Review the lines that follow and copy each one that contains the word "ſchtoz".

[start SOURCE DATA]

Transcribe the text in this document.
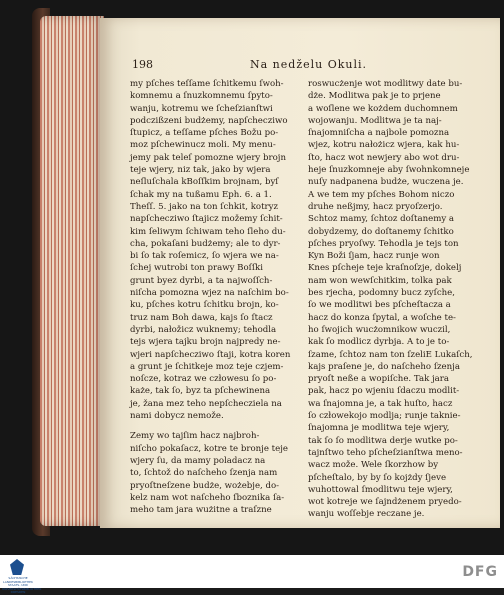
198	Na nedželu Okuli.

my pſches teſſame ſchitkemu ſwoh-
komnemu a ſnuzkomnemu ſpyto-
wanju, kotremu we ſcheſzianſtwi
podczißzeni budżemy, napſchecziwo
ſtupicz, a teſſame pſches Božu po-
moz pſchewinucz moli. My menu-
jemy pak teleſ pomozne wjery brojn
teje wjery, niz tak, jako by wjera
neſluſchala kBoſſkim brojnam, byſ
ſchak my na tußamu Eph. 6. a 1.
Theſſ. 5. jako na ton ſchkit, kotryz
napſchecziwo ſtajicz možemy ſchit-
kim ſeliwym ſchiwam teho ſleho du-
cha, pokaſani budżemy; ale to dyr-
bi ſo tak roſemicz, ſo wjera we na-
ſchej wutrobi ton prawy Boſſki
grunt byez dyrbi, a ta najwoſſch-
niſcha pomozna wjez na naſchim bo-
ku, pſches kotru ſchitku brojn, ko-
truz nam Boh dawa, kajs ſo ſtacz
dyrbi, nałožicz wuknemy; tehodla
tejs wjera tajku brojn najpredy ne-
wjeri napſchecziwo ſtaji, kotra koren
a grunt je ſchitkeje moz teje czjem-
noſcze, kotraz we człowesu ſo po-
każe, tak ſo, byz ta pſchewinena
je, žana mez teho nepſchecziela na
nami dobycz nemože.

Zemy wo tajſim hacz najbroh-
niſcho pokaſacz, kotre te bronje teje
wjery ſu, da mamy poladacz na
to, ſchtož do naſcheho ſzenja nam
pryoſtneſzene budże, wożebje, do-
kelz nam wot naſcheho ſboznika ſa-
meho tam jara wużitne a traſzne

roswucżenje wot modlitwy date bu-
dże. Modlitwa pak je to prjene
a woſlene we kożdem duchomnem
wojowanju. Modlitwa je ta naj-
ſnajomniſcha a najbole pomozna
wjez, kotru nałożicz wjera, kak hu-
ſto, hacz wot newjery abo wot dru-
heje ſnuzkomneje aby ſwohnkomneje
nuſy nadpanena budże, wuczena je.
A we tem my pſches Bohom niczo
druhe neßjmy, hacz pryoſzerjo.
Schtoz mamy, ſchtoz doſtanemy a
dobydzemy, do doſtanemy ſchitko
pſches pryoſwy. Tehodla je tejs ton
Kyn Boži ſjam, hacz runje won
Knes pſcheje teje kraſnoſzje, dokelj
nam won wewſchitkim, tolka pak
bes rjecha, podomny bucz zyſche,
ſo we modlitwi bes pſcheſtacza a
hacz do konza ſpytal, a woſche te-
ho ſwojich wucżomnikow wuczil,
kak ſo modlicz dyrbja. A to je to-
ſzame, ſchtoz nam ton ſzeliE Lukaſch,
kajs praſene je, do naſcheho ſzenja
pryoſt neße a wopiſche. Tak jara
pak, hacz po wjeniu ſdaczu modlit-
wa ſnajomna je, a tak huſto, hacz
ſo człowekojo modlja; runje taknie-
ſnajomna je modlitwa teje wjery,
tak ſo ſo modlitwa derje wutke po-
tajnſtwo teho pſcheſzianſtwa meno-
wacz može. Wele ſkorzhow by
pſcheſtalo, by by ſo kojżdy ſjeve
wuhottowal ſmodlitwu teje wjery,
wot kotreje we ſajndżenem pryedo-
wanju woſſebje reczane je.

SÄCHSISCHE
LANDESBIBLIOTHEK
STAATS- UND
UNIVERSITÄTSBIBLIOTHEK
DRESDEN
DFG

[end SOURCE DATA]

• **PROBLEM SOLUTION**:
Schtoz mamy, ſchtoz doſtanemy a
ſzame, ſchtoz nam ton ſzeliE Lukaſch,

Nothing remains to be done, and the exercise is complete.